____ QUOTED PASSAGE
Artist: Fan Shao ( China, 1964 - present ) -
 
Genres: Contemporary Asian Art
 
Biography: Shao Fan—painter, sculptor, and designer—is one of the first Chinese artists to explore the boundaries between visual art and design. Born into a renowned Beijing artist family in 1964, Shao Fan excelled in art, especially in painting. He received his first painting instruction during the Cultural Revolution, from parents who were university art professors assigned to paint Mao Zedong propaganda.

Shao Fan graduated from the Beijing Arts and Crafts College in 1984 and began exploring three-dimensional art. His attraction to design, combined with a profound interest in Chinese culture, compelled him to research woodcarvings and ceramics and led to his own signature style. Beginning to paint professionally in 1989, Shao’s passion remained rooted in three-dimensional art, which eventually led to the creation of objects that integrate both art and design.

In 1995, he created his first series of sculptural works based on Chinese Ming furniture. Provoked by what he perceived as the ‘dishonesty’ of the antique trade, Shao combined broken portions of antiquities with new industrial materials, such as MDF. Believing that all antiquities should be preserved in their original form, Shao’s “restored” pieces emphasized the new work’s industrial identity and loss of “old spirit.” Thus, Shao created a contrasting visual language, a new but distinctive aesthetic that embraced Orient and Occident, past and present, and typified China circa 1995.
________
[EXERCISE] Reproduce the Shao Fan biography word for word, beginning at the words "Biography: Shao Fan—painter, sculptor, and" and stopping after "both art and design.".
____ DATASET ROWS
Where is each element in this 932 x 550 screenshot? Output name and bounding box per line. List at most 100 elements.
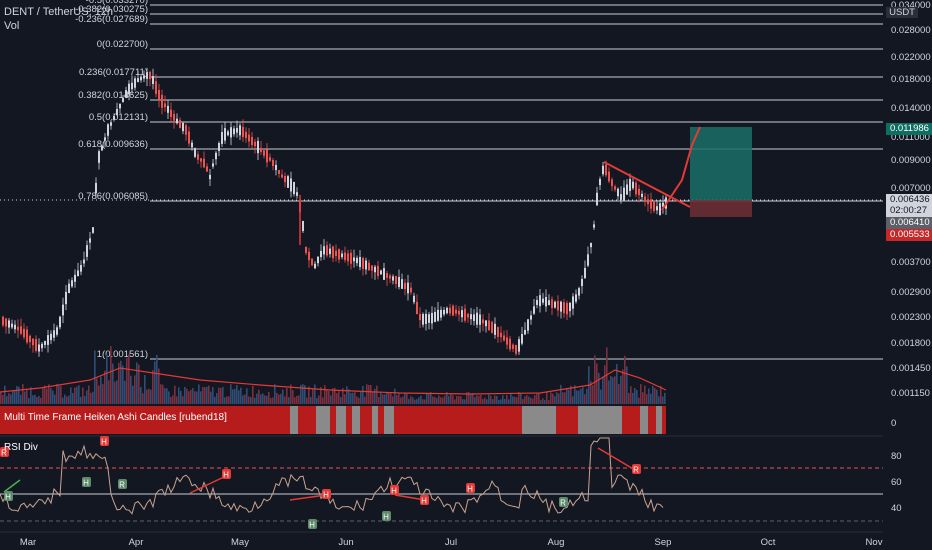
- candle-body: [41, 343, 43, 349]
- candle-body: [644, 196, 646, 202]
- symbol-title[interactable]: DENT / TetherUS, 12h: [4, 6, 114, 18]
- volume-bar: [332, 388, 334, 404]
- candle-body: [59, 316, 61, 328]
- volume-bar: [432, 396, 434, 404]
- volume-bar: [316, 397, 318, 404]
- time-axis[interactable]: Mar Apr May Jun Jul Aug Sep Oct Nov: [0, 531, 883, 548]
- volume-bar: [112, 363, 114, 404]
- candle-body: [65, 291, 67, 305]
- volume-bar: [312, 388, 314, 404]
- price-tick-label: 0.001150: [891, 388, 930, 399]
- price-tick-label: 0.011000: [891, 132, 930, 143]
- candle-body: [488, 320, 490, 331]
- volume-bar: [462, 399, 464, 404]
- volume-bar: [298, 395, 300, 404]
- volume-bar: [62, 397, 64, 404]
- volume-bar: [32, 395, 34, 404]
- volume-bar: [354, 392, 356, 404]
- volume-bar: [74, 387, 76, 404]
- heikin-ashi-title[interactable]: Multi Time Frame Heiken Ashi Candles [ru…: [4, 412, 227, 423]
- fibonacci-retracement[interactable]: -0.5(0.033270)-0.382(0.030275)-0.236(0.0…: [0, 0, 883, 360]
- currency-label[interactable]: USDT: [886, 7, 918, 18]
- volume-bar: [8, 393, 10, 404]
- volume-bar: [444, 395, 446, 404]
- candle-body: [617, 188, 619, 197]
- month-label: Jun: [338, 537, 353, 548]
- volume-bar: [412, 397, 414, 404]
- volume-bar: [604, 365, 606, 404]
- volume-bar: [308, 386, 310, 404]
- volume-bar: [292, 390, 294, 404]
- volume-bar: [130, 375, 132, 404]
- volume-bar: [514, 396, 516, 404]
- volume-bar: [512, 396, 514, 404]
- volume-bar: [550, 392, 552, 404]
- candle-body: [116, 109, 118, 115]
- volume-bar: [150, 389, 152, 404]
- candle-body: [104, 137, 106, 141]
- candle-body: [149, 71, 151, 80]
- candle-body: [623, 187, 625, 201]
- volume-bar: [44, 385, 46, 404]
- volume-bar: [118, 362, 120, 404]
- candle-body: [377, 265, 379, 277]
- candle-body: [245, 131, 247, 139]
- entry-price-tag: 0.006410: [886, 217, 932, 229]
- candle-body: [119, 103, 121, 109]
- volume-bar: [496, 395, 498, 404]
- candle-body: [437, 309, 439, 321]
- month-label: Aug: [548, 537, 565, 548]
- rsi-signal-marker: [390, 485, 399, 495]
- volume-bar: [648, 388, 650, 404]
- candle-body: [137, 78, 139, 82]
- rsi-signal-marker-label: H: [391, 487, 397, 496]
- volume-bar: [246, 388, 248, 404]
- volume-bar: [576, 390, 578, 404]
- candle-body: [563, 302, 565, 314]
- candle-body: [356, 257, 358, 264]
- volume-bar: [442, 397, 444, 404]
- stop-zone: [690, 200, 752, 217]
- volume-bar: [56, 384, 58, 404]
- candle-body: [272, 159, 274, 167]
- candle-body: [398, 277, 400, 287]
- heikin-ashi-strip: 0: [0, 406, 896, 434]
- volume-bar: [492, 399, 494, 404]
- volume-bar: [266, 395, 268, 404]
- rsi-signal-marker-label: R: [560, 499, 566, 508]
- volume-bar: [86, 390, 88, 404]
- volume-bar: [592, 385, 594, 404]
- candle-body: [110, 122, 112, 126]
- volume-bar: [404, 393, 406, 404]
- volume-bar: [326, 389, 328, 404]
- volume-bar: [558, 393, 560, 404]
- candle-body: [80, 265, 82, 272]
- rsi-title[interactable]: RSI Div: [4, 442, 38, 453]
- candle-body: [479, 314, 481, 325]
- stop-price-tag: 0.005533: [886, 229, 932, 241]
- price-axis[interactable]: 0.034000 0.028000 0.022000 0.018000 0.014000…: [891, 0, 931, 399]
- volume-bar: [250, 397, 252, 404]
- candle-body: [68, 283, 70, 294]
- volume-bar: [510, 393, 512, 404]
- candle-body: [593, 224, 595, 228]
- volume-bar: [454, 399, 456, 404]
- candle-body: [230, 127, 232, 138]
- projection-path: [661, 126, 701, 211]
- candle-body: [287, 176, 289, 188]
- rsi-signal-marker-label: R: [1, 449, 7, 458]
- volume-bar: [460, 396, 462, 404]
- drawings[interactable]: [299, 126, 752, 245]
- volume-bar: [180, 391, 182, 404]
- volume-bar: [166, 388, 168, 404]
- candle-body: [494, 323, 496, 335]
- volume-bar: [198, 384, 200, 404]
- volume-bar: [620, 376, 622, 404]
- volume-bar: [546, 392, 548, 404]
- volume-bar: [640, 384, 642, 404]
- month-label: Sep: [655, 537, 672, 548]
- volume-bar: [140, 386, 142, 404]
- volume-bar: [374, 388, 376, 404]
- volume-bar: [338, 391, 340, 404]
________
[RESULT OF THIS EXERCISE]
Biography: Shao Fan—painter, sculptor, and designer—is one of the first Chinese artists to explore the boundaries between visual art and design. Born into a renowned Beijing artist family in 1964, Shao Fan excelled in art, especially in painting. He received his first painting instruction during the Cultural Revolution, from parents who were university art professors assigned to paint Mao Zedong propaganda.

Shao Fan graduated from the Beijing Arts and Crafts College in 1984 and began exploring three-dimensional art. His attraction to design, combined with a profound interest in Chinese culture, compelled him to research woodcarvings and ceramics and led to his own signature style. Beginning to paint professionally in 1989, Shao’s passion remained rooted in three-dimensional art, which eventually led to the creation of objects that integrate both art and design.